_Problem description_.
Find every line in the records below that holds the word "grammes", and copy it out.

_Task data_.
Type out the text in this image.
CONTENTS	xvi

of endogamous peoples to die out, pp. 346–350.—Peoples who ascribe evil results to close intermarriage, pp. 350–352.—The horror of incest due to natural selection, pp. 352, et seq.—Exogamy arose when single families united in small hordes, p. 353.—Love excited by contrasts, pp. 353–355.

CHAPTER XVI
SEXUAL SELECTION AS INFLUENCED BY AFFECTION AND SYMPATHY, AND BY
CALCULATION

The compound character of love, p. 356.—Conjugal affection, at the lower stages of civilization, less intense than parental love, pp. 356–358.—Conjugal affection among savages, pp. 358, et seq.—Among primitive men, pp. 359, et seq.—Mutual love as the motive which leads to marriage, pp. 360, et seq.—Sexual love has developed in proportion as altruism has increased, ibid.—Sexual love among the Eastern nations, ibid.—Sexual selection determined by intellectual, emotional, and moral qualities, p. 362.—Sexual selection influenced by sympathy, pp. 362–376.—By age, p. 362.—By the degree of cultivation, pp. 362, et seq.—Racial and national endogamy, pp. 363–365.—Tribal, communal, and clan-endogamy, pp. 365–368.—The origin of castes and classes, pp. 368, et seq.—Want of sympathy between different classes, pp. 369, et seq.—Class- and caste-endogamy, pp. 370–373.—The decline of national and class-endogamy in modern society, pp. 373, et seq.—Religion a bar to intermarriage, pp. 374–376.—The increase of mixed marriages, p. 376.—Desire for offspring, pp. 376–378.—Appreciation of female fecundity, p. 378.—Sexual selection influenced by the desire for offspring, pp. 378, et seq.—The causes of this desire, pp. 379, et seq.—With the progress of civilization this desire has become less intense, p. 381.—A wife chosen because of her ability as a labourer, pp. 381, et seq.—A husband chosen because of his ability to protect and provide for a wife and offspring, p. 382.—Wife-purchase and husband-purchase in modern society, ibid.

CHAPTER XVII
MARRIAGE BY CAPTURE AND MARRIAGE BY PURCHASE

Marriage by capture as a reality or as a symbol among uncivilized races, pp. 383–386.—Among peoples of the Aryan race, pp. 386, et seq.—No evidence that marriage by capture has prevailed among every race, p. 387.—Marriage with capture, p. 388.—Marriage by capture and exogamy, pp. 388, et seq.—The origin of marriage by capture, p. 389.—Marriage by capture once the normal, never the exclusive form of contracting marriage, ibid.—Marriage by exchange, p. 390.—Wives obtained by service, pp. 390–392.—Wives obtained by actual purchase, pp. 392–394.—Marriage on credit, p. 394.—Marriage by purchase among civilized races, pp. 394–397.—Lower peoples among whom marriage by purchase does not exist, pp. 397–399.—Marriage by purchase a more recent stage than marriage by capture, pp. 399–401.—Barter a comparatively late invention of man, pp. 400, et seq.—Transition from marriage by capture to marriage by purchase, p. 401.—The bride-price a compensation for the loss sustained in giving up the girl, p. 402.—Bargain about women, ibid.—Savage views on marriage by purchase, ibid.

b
---
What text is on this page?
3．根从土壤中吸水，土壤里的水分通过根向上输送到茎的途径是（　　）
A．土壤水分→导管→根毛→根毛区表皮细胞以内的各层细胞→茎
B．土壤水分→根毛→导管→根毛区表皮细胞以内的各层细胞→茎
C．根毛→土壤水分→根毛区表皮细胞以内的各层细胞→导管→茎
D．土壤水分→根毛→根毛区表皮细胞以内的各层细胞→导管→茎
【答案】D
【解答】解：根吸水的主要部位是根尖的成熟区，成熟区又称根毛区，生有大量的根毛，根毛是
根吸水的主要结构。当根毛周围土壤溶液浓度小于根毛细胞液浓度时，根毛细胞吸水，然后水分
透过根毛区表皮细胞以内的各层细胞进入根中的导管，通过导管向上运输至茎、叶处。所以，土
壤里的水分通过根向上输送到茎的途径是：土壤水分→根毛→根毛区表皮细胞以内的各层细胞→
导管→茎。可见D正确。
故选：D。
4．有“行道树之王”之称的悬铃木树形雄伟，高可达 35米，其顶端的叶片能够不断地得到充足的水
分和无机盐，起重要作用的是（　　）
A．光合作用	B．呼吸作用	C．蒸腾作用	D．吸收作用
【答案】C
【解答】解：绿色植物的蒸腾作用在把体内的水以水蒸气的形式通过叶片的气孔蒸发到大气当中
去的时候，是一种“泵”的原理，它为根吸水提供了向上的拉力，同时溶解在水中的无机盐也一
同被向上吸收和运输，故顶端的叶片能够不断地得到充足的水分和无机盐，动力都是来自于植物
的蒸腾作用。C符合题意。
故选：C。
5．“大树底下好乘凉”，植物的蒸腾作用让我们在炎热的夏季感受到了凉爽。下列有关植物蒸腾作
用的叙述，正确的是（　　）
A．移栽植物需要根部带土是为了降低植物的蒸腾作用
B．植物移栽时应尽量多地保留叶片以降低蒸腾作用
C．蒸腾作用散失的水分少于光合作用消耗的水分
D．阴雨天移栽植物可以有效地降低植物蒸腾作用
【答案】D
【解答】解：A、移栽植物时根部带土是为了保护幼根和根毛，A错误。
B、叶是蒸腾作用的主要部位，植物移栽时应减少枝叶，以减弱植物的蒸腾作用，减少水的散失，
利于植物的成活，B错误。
...
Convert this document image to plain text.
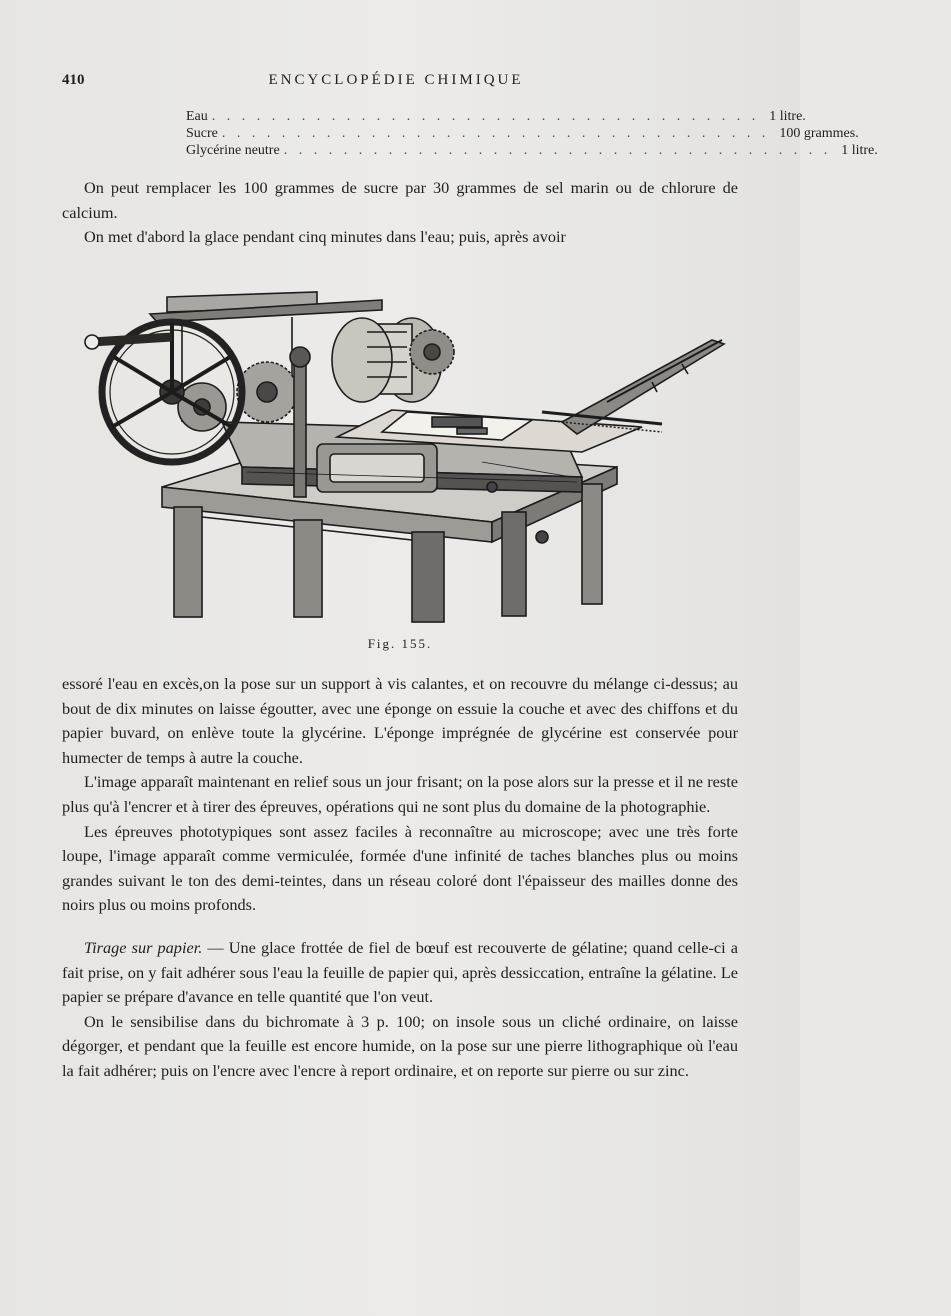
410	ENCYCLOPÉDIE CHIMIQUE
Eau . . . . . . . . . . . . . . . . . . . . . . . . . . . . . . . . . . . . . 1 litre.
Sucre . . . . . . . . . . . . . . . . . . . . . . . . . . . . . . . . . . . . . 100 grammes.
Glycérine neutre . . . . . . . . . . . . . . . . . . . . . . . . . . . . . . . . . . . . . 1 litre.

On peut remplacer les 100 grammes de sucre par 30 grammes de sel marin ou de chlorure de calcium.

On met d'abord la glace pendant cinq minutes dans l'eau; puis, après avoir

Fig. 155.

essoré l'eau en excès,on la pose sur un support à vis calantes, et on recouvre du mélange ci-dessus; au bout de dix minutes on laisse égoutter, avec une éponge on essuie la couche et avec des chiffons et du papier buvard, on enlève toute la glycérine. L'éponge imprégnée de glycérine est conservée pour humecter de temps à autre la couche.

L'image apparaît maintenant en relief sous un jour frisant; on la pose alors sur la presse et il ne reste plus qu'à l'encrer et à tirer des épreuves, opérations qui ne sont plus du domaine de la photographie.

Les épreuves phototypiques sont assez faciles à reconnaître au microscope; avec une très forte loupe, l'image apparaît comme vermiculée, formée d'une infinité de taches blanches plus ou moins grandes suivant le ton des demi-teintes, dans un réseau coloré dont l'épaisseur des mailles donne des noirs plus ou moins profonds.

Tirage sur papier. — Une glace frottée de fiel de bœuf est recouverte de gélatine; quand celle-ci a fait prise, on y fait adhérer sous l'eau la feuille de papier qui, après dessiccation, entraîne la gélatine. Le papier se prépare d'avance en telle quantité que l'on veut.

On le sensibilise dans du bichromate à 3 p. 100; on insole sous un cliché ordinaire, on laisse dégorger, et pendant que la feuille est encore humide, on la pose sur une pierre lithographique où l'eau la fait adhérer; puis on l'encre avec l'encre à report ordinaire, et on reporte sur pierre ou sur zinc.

_Response to the task_.
Sucre . . . . . . . . . . . . . . . . . . . . . . . . . . . . . . . . . . . . . 100 grammes.
On peut remplacer les 100 grammes de sucre par 30 grammes de sel marin ou de chlorure de calcium.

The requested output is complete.